**Directions**
Provide only the number of lines where "common" occurs.

**Stored entries**
★ ★ ★

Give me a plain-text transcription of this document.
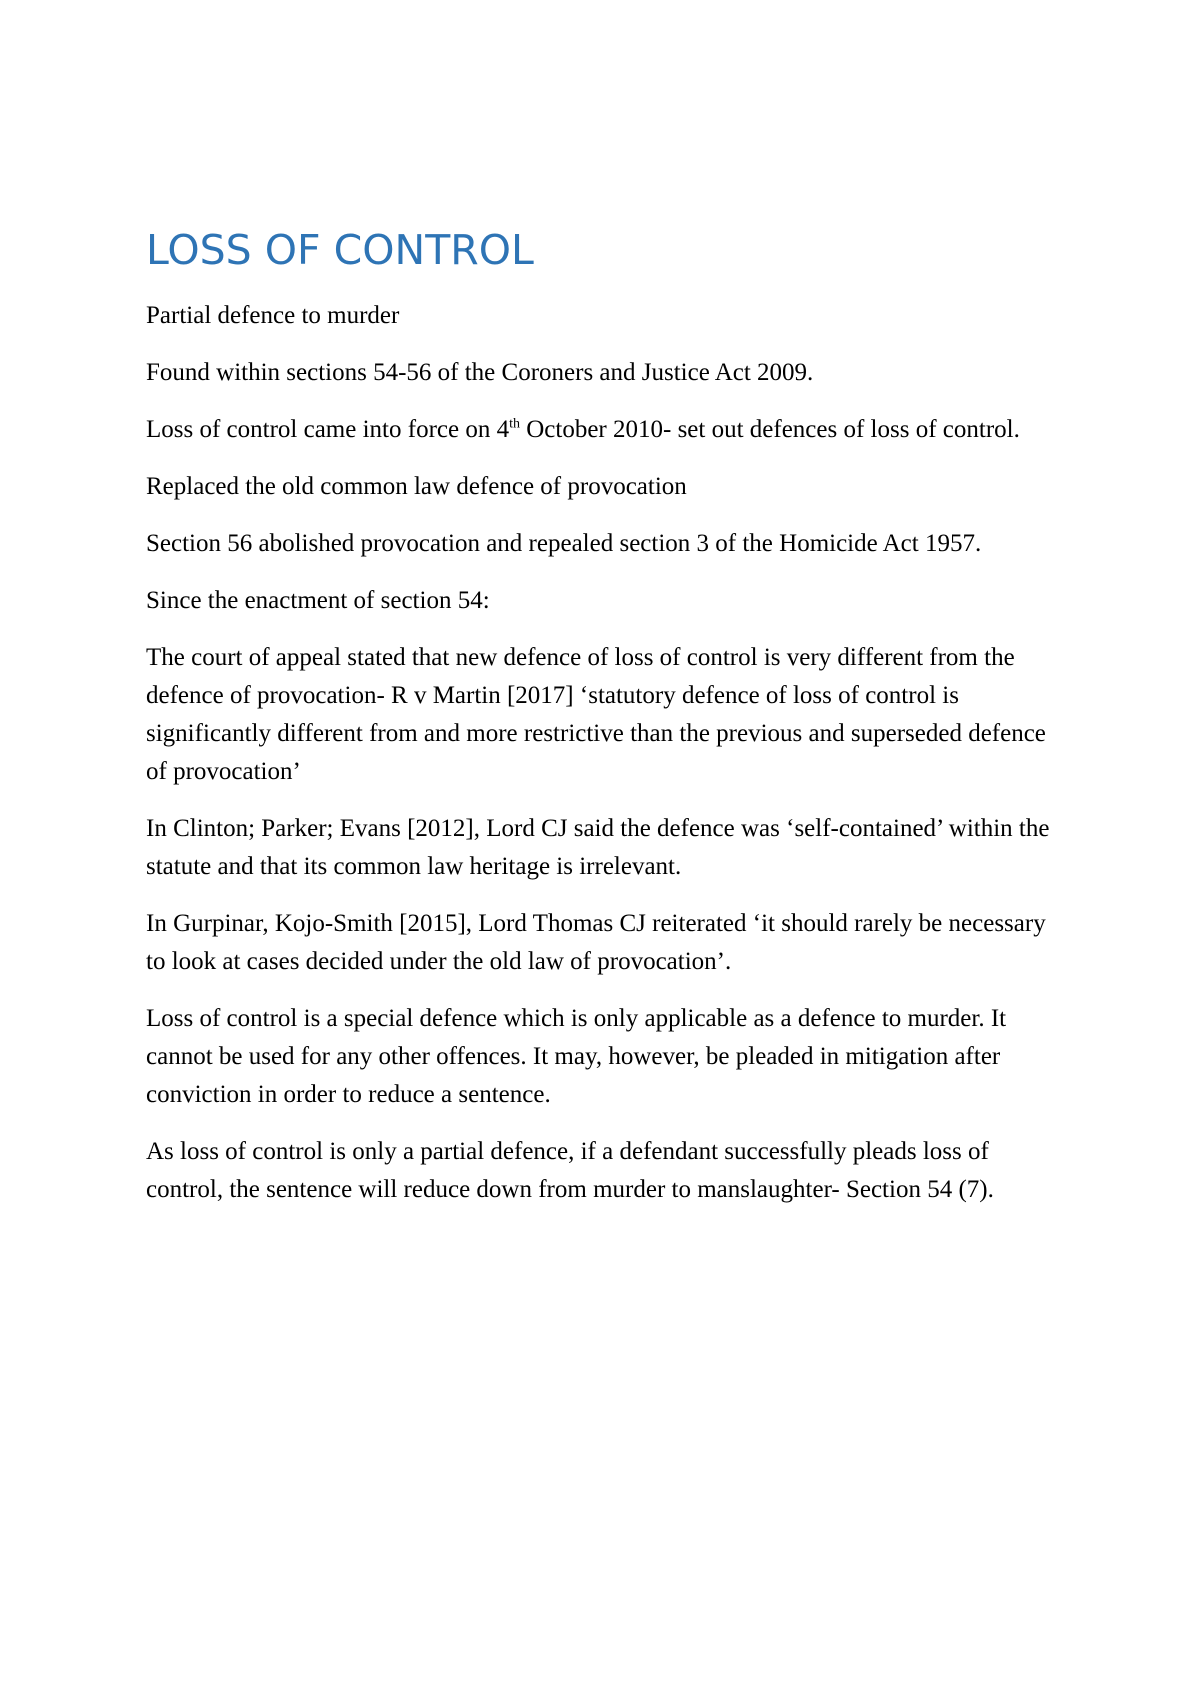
LOSS OF CONTROL

Partial defence to murder

Found within sections 54-56 of the Coroners and Justice Act 2009.

Loss of control came into force on 4th October 2010- set out defences of loss of control.

Replaced the old common law defence of provocation

Section 56 abolished provocation and repealed section 3 of the Homicide Act 1957.

Since the enactment of section 54:

The court of appeal stated that new defence of loss of control is very different from the defence of provocation- R v Martin [2017] ‘statutory defence of loss of control is significantly different from and more restrictive than the previous and superseded defence of provocation’

In Clinton; Parker; Evans [2012], Lord CJ said the defence was ‘self-contained’ within the statute and that its common law heritage is irrelevant.

In Gurpinar, Kojo-Smith [2015], Lord Thomas CJ reiterated ‘it should rarely be necessary to look at cases decided under the old law of provocation’.

Loss of control is a special defence which is only applicable as a defence to murder. It cannot be used for any other offences. It may, however, be pleaded in mitigation after conviction in order to reduce a sentence.

As loss of control is only a partial defence, if a defendant successfully pleads loss of control, the sentence will reduce down from murder to manslaughter- Section 54 (7).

★ ★ ★

**Response**
2